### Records
## START

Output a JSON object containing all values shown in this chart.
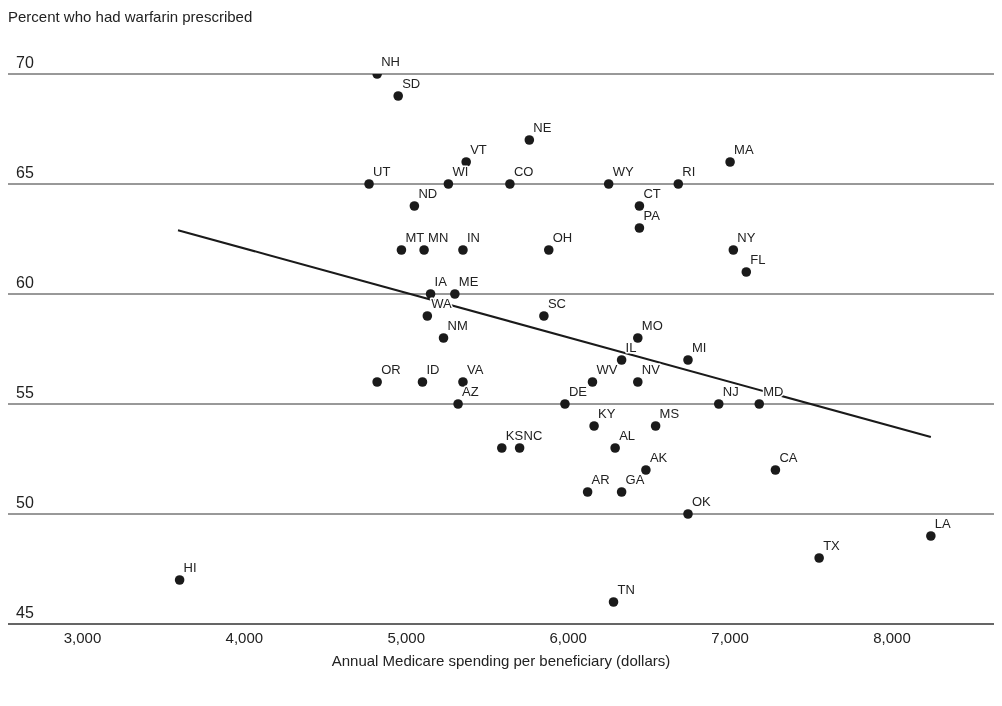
{
  "chart_data": {
    "type": "scatter",
    "title": "Percent who had warfarin prescribed",
    "xlabel": "Annual Medicare spending per beneficiary (dollars)",
    "xlim": [
      2540,
      8630
    ],
    "ylim": [
      45,
      70
    ],
    "xticks": [
      {
        "value": 3000,
        "label": "3,000"
      },
      {
        "value": 4000,
        "label": "4,000"
      },
      {
        "value": 5000,
        "label": "5,000"
      },
      {
        "value": 6000,
        "label": "6,000"
      },
      {
        "value": 7000,
        "label": "7,000"
      },
      {
        "value": 8000,
        "label": "8,000"
      }
    ],
    "yticks": [
      45,
      50,
      55,
      60,
      65,
      70
    ],
    "grid": "y",
    "series": [
      {
        "color": "#1a1a1a",
        "marker": "circle",
        "x": [
          4820,
          4950,
          5760,
          5370,
          4770,
          5260,
          5640,
          5050,
          4970,
          5110,
          5350,
          5880,
          5150,
          5300,
          5130,
          5850,
          5230,
          4820,
          5100,
          5350,
          7000,
          6250,
          6680,
          6440,
          6440,
          7020,
          7100,
          6430,
          6330,
          6740,
          6150,
          6430,
          5980,
          6930,
          7180,
          5320,
          5590,
          5700,
          6160,
          6290,
          6120,
          6330,
          3600,
          6280,
          6540,
          6480,
          7280,
          6740,
          8240,
          7550
        ],
        "values": [
          70,
          69,
          67,
          66,
          65,
          65,
          65,
          64,
          62,
          62,
          62,
          62,
          60,
          60,
          59,
          59,
          58,
          56,
          56,
          56,
          66,
          65,
          65,
          64,
          63,
          62,
          61,
          58,
          57,
          57,
          56,
          56,
          55,
          55,
          55,
          55,
          53,
          53,
          54,
          53,
          51,
          51,
          47,
          46,
          54,
          52,
          52,
          50,
          49,
          48
        ]
      },
      {
        "type": "line",
        "color": "#1a1a1a",
        "marker": "none",
        "x": [
          3590,
          8240
        ],
        "values": [
          62.9,
          53.5
        ]
      }
    ],
    "annotations": [
      {
        "text": "NH",
        "x": 4820,
        "y": 70
      },
      {
        "text": "SD",
        "x": 4950,
        "y": 69
      },
      {
        "text": "NE",
        "x": 5760,
        "y": 67
      },
      {
        "text": "VT",
        "x": 5370,
        "y": 66
      },
      {
        "text": "UT",
        "x": 4770,
        "y": 65
      },
      {
        "text": "WI",
        "x": 5260,
        "y": 65
      },
      {
        "text": "CO",
        "x": 5640,
        "y": 65
      },
      {
        "text": "ND",
        "x": 5050,
        "y": 64
      },
      {
        "text": "MT",
        "x": 4970,
        "y": 62
      },
      {
        "text": "MN",
        "x": 5110,
        "y": 62
      },
      {
        "text": "IN",
        "x": 5350,
        "y": 62
      },
      {
        "text": "OH",
        "x": 5880,
        "y": 62
      },
      {
        "text": "IA",
        "x": 5150,
        "y": 60
      },
      {
        "text": "ME",
        "x": 5300,
        "y": 60
      },
      {
        "text": "WA",
        "x": 5130,
        "y": 59
      },
      {
        "text": "SC",
        "x": 5850,
        "y": 59
      },
      {
        "text": "NM",
        "x": 5230,
        "y": 58
      },
      {
        "text": "OR",
        "x": 4820,
        "y": 56
      },
      {
        "text": "ID",
        "x": 5100,
        "y": 56
      },
      {
        "text": "VA",
        "x": 5350,
        "y": 56
      },
      {
        "text": "MA",
        "x": 7000,
        "y": 66
      },
      {
        "text": "WY",
        "x": 6250,
        "y": 65
      },
      {
        "text": "RI",
        "x": 6680,
        "y": 65
      },
      {
        "text": "CT",
        "x": 6440,
        "y": 64
      },
      {
        "text": "PA",
        "x": 6440,
        "y": 63
      },
      {
        "text": "NY",
        "x": 7020,
        "y": 62
      },
      {
        "text": "FL",
        "x": 7100,
        "y": 61
      },
      {
        "text": "MO",
        "x": 6430,
        "y": 58
      },
      {
        "text": "IL",
        "x": 6330,
        "y": 57
      },
      {
        "text": "MI",
        "x": 6740,
        "y": 57
      },
      {
        "text": "WV",
        "x": 6150,
        "y": 56
      },
      {
        "text": "NV",
        "x": 6430,
        "y": 56
      },
      {
        "text": "DE",
        "x": 5980,
        "y": 55
      },
      {
        "text": "NJ",
        "x": 6930,
        "y": 55
      },
      {
        "text": "MD",
        "x": 7180,
        "y": 55
      },
      {
        "text": "AZ",
        "x": 5320,
        "y": 55
      },
      {
        "text": "KS",
        "x": 5590,
        "y": 53
      },
      {
        "text": "NC",
        "x": 5700,
        "y": 53
      },
      {
        "text": "KY",
        "x": 6160,
        "y": 54
      },
      {
        "text": "AL",
        "x": 6290,
        "y": 53
      },
      {
        "text": "AR",
        "x": 6120,
        "y": 51
      },
      {
        "text": "GA",
        "x": 6330,
        "y": 51
      },
      {
        "text": "HI",
        "x": 3600,
        "y": 47
      },
      {
        "text": "TN",
        "x": 6280,
        "y": 46
      },
      {
        "text": "MS",
        "x": 6540,
        "y": 54
      },
      {
        "text": "AK",
        "x": 6480,
        "y": 52
      },
      {
        "text": "CA",
        "x": 7280,
        "y": 52
      },
      {
        "text": "OK",
        "x": 6740,
        "y": 50
      },
      {
        "text": "LA",
        "x": 8240,
        "y": 49
      },
      {
        "text": "TX",
        "x": 7550,
        "y": 48
      }
    ]
  }
}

## END

Omit the pictures and output all of the other material exactly.

Output a JSON object containing all values shown in this chart.
{
  "chart_data": {
    "type": "scatter",
    "title": "Percent who had warfarin prescribed",
    "xlabel": "Annual Medicare spending per beneficiary (dollars)",
    "xlim": [
      2540,
      8630
    ],
    "ylim": [
      45,
      70
    ],
    "xticks": [
      {
        "value": 3000,
        "label": "3,000"
      },
      {
        "value": 4000,
        "label": "4,000"
      },
      {
        "value": 5000,
        "label": "5,000"
      },
      {
        "value": 6000,
        "label": "6,000"
      },
      {
        "value": 7000,
        "label": "7,000"
      },
      {
        "value": 8000,
        "label": "8,000"
      }
    ],
    "yticks": [
      45,
      50,
      55,
      60,
      65,
      70
    ],
    "grid": "y",
    "series": [
      {
        "color": "#1a1a1a",
        "marker": "circle",
        "x": [
          4820,
          4950,
          5760,
          5370,
          4770,
          5260,
          5640,
          5050,
          4970,
          5110,
          5350,
          5880,
          5150,
          5300,
          5130,
          5850,
          5230,
          4820,
          5100,
          5350,
          7000,
          6250,
          6680,
          6440,
          6440,
          7020,
          7100,
          6430,
          6330,
          6740,
          6150,
          6430,
          5980,
          6930,
          7180,
          5320,
          5590,
          5700,
          6160,
          6290,
          6120,
          6330,
          3600,
          6280,
          6540,
          6480,
          7280,
          6740,
          8240,
          7550
        ],
        "values": [
          70,
          69,
          67,
          66,
          65,
          65,
          65,
          64,
          62,
          62,
          62,
          62,
          60,
          60,
          59,
          59,
          58,
          56,
          56,
          56,
          66,
          65,
          65,
          64,
          63,
          62,
          61,
          58,
          57,
          57,
          56,
          56,
          55,
          55,
          55,
          55,
          53,
          53,
          54,
          53,
          51,
          51,
          47,
          46,
          54,
          52,
          52,
          50,
          49,
          48
        ]
      },
      {
        "type": "line",
        "color": "#1a1a1a",
        "marker": "none",
        "x": [
          3590,
          8240
        ],
        "values": [
          62.9,
          53.5
        ]
      }
    ],
    "annotations": [
      {
        "text": "NH",
        "x": 4820,
        "y": 70
      },
      {
        "text": "SD",
        "x": 4950,
        "y": 69
      },
      {
        "text": "NE",
        "x": 5760,
        "y": 67
      },
      {
        "text": "VT",
        "x": 5370,
        "y": 66
      },
      {
        "text": "UT",
        "x": 4770,
        "y": 65
      },
      {
        "text": "WI",
        "x": 5260,
        "y": 65
      },
      {
        "text": "CO",
        "x": 5640,
        "y": 65
      },
      {
        "text": "ND",
        "x": 5050,
        "y": 64
      },
      {
        "text": "MT",
        "x": 4970,
        "y": 62
      },
      {
        "text": "MN",
        "x": 5110,
        "y": 62
      },
      {
        "text": "IN",
        "x": 5350,
        "y": 62
      },
      {
        "text": "OH",
        "x": 5880,
        "y": 62
      },
      {
        "text": "IA",
        "x": 5150,
        "y": 60
      },
      {
        "text": "ME",
        "x": 5300,
        "y": 60
      },
      {
        "text": "WA",
        "x": 5130,
        "y": 59
      },
      {
        "text": "SC",
        "x": 5850,
        "y": 59
      },
      {
        "text": "NM",
        "x": 5230,
        "y": 58
      },
      {
        "text": "OR",
        "x": 4820,
        "y": 56
      },
      {
        "text": "ID",
        "x": 5100,
        "y": 56
      },
      {
        "text": "VA",
        "x": 5350,
        "y": 56
      },
      {
        "text": "MA",
        "x": 7000,
        "y": 66
      },
      {
        "text": "WY",
        "x": 6250,
        "y": 65
      },
      {
        "text": "RI",
        "x": 6680,
        "y": 65
      },
      {
        "text": "CT",
        "x": 6440,
        "y": 64
      },
      {
        "text": "PA",
        "x": 6440,
        "y": 63
      },
      {
        "text": "NY",
        "x": 7020,
        "y": 62
      },
      {
        "text": "FL",
        "x": 7100,
        "y": 61
      },
      {
        "text": "MO",
        "x": 6430,
        "y": 58
      },
      {
        "text": "IL",
        "x": 6330,
        "y": 57
      },
      {
        "text": "MI",
        "x": 6740,
        "y": 57
      },
      {
        "text": "WV",
        "x": 6150,
        "y": 56
      },
      {
        "text": "NV",
        "x": 6430,
        "y": 56
      },
      {
        "text": "DE",
        "x": 5980,
        "y": 55
      },
      {
        "text": "NJ",
        "x": 6930,
        "y": 55
      },
      {
        "text": "MD",
        "x": 7180,
        "y": 55
      },
      {
        "text": "AZ",
        "x": 5320,
        "y": 55
      },
      {
        "text": "KS",
        "x": 5590,
        "y": 53
      },
      {
        "text": "NC",
        "x": 5700,
        "y": 53
      },
      {
        "text": "KY",
        "x": 6160,
        "y": 54
      },
      {
        "text": "AL",
        "x": 6290,
        "y": 53
      },
      {
        "text": "AR",
        "x": 6120,
        "y": 51
      },
      {
        "text": "GA",
        "x": 6330,
        "y": 51
      },
      {
        "text": "HI",
        "x": 3600,
        "y": 47
      },
      {
        "text": "TN",
        "x": 6280,
        "y": 46
      },
      {
        "text": "MS",
        "x": 6540,
        "y": 54
      },
      {
        "text": "AK",
        "x": 6480,
        "y": 52
      },
      {
        "text": "CA",
        "x": 7280,
        "y": 52
      },
      {
        "text": "OK",
        "x": 6740,
        "y": 50
      },
      {
        "text": "LA",
        "x": 8240,
        "y": 49
      },
      {
        "text": "TX",
        "x": 7550,
        "y": 48
      }
    ]
  }
}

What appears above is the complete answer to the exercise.